-- START OF PROVIDED DATA --

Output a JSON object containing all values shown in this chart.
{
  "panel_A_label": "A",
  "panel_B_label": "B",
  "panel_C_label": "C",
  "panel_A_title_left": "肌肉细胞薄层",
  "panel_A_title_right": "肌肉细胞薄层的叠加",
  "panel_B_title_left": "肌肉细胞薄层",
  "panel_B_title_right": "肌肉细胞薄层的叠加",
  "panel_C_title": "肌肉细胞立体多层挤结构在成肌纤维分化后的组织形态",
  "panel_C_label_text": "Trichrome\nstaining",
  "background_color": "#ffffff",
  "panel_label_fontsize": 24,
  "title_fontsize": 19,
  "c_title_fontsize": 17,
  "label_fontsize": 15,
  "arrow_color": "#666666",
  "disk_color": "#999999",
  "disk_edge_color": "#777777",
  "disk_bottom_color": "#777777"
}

-- END OF PROVIDED DATA --

* EXERCISE DESCRIPTION *
Return the full listing, character for character.

* RESULT FOR THIS TASK *
Output a JSON object containing all values shown in this chart.
{
  "panel_A_label": "A",
  "panel_B_label": "B",
  "panel_C_label": "C",
  "panel_A_title_left": "肌肉细胞薄层",
  "panel_A_title_right": "肌肉细胞薄层的叠加",
  "panel_B_title_left": "肌肉细胞薄层",
  "panel_B_title_right": "肌肉细胞薄层的叠加",
  "panel_C_title": "肌肉细胞立体多层挤结构在成肌纤维分化后的组织形态",
  "panel_C_label_text": "Trichrome\nstaining",
  "background_color": "#ffffff",
  "panel_label_fontsize": 24,
  "title_fontsize": 19,
  "c_title_fontsize": 17,
  "label_fontsize": 15,
  "arrow_color": "#666666",
  "disk_color": "#999999",
  "disk_edge_color": "#777777",
  "disk_bottom_color": "#777777"
}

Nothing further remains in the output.